What to produce:
Your answer should be a single number: the count of lines in the material below that hold "content".

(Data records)

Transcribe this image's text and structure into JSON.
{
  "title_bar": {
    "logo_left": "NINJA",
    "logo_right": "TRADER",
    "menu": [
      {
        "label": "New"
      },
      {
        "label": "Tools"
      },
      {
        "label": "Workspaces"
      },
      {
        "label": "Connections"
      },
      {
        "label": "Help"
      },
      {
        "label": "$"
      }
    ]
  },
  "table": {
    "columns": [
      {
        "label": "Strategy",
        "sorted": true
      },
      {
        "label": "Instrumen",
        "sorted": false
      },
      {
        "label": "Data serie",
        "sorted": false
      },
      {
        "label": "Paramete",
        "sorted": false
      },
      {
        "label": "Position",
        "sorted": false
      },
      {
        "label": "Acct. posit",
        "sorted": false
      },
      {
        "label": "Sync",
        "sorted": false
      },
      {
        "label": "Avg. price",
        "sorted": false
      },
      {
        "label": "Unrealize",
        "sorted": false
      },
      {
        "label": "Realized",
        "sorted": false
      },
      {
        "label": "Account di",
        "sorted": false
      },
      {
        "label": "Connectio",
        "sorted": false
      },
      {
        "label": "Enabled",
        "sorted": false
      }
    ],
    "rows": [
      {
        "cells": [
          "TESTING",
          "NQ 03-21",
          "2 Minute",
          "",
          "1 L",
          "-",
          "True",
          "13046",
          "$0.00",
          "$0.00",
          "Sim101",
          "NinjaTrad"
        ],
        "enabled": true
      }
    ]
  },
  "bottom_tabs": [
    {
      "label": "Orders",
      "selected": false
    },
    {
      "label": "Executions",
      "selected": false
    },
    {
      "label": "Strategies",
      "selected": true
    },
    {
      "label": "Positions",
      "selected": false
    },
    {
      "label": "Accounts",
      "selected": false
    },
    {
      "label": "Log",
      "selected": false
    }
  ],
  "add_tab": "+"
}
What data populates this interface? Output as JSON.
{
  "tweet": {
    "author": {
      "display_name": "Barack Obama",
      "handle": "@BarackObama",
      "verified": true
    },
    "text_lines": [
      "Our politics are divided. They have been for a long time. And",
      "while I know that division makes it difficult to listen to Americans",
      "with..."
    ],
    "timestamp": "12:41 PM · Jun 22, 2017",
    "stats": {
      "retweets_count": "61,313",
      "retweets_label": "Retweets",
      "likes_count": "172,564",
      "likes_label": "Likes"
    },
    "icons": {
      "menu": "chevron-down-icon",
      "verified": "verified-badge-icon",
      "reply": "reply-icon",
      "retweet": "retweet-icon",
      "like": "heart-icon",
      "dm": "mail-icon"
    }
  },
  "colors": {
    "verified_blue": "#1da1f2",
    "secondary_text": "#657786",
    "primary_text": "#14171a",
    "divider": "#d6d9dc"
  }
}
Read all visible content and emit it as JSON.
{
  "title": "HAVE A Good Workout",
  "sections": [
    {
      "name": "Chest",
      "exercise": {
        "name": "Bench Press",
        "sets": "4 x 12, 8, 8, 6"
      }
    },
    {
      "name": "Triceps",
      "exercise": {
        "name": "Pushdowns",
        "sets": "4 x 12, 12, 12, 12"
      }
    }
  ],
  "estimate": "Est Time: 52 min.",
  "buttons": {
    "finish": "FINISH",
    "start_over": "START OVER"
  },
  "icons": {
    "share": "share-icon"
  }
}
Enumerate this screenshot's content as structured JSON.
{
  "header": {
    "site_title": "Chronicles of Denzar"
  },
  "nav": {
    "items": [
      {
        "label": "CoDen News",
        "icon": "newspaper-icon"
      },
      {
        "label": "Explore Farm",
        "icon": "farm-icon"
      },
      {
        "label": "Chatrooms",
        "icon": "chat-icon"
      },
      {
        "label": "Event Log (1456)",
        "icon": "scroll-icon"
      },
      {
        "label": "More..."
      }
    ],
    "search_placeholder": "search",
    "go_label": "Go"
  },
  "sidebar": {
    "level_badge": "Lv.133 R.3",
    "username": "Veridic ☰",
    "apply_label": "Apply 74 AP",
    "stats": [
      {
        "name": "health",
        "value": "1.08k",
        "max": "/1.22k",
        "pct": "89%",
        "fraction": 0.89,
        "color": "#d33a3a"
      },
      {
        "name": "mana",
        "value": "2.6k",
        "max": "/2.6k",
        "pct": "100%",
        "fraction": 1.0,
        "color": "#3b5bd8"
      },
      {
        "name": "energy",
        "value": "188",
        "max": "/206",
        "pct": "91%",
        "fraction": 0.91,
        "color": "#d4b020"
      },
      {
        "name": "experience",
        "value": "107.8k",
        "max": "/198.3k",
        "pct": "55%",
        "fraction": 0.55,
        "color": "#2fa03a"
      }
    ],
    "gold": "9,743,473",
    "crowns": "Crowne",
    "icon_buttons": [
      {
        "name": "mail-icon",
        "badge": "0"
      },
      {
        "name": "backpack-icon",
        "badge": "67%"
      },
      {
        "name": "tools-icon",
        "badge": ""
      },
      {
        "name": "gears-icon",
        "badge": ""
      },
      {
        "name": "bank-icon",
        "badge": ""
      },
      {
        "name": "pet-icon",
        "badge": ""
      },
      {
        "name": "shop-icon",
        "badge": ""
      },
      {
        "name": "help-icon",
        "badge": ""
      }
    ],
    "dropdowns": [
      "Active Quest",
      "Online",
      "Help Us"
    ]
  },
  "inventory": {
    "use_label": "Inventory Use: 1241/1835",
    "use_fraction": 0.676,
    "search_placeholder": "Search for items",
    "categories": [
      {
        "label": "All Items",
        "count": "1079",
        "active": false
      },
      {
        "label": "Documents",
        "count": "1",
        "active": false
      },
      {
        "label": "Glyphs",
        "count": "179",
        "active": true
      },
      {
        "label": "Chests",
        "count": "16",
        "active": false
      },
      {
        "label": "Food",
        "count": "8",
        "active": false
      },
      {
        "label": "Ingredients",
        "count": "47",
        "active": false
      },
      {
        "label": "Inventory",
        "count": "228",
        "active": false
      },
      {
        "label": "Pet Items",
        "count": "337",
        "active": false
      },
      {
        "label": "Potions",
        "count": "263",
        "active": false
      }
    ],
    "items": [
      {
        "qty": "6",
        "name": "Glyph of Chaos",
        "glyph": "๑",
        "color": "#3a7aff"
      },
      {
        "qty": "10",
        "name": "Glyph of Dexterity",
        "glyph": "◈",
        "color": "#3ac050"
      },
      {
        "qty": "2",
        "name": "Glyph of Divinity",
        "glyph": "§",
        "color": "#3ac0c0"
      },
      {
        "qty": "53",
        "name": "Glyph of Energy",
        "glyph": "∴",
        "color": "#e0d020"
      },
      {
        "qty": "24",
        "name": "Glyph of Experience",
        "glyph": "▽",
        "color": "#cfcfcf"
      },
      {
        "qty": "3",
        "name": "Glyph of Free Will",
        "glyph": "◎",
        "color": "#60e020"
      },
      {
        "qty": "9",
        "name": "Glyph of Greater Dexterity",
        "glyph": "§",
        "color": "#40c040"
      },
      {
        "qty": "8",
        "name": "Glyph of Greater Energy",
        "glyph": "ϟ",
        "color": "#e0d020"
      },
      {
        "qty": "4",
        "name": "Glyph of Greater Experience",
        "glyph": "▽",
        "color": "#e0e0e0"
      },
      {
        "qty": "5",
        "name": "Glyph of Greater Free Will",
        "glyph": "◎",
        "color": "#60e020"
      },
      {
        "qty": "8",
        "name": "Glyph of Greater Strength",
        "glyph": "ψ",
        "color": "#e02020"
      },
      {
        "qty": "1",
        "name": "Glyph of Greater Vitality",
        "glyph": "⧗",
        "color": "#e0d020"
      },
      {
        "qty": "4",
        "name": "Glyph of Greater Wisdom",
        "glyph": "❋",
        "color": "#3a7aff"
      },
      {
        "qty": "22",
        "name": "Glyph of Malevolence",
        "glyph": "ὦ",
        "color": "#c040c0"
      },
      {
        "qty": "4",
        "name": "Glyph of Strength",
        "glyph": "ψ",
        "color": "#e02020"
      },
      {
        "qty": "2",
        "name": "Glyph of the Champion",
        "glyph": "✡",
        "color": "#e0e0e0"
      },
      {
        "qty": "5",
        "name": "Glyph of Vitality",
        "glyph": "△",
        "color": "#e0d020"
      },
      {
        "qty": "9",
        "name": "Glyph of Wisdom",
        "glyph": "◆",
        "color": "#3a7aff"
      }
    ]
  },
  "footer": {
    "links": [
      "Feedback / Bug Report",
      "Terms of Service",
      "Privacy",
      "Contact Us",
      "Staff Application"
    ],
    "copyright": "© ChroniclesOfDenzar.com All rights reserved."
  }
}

Task answer:
2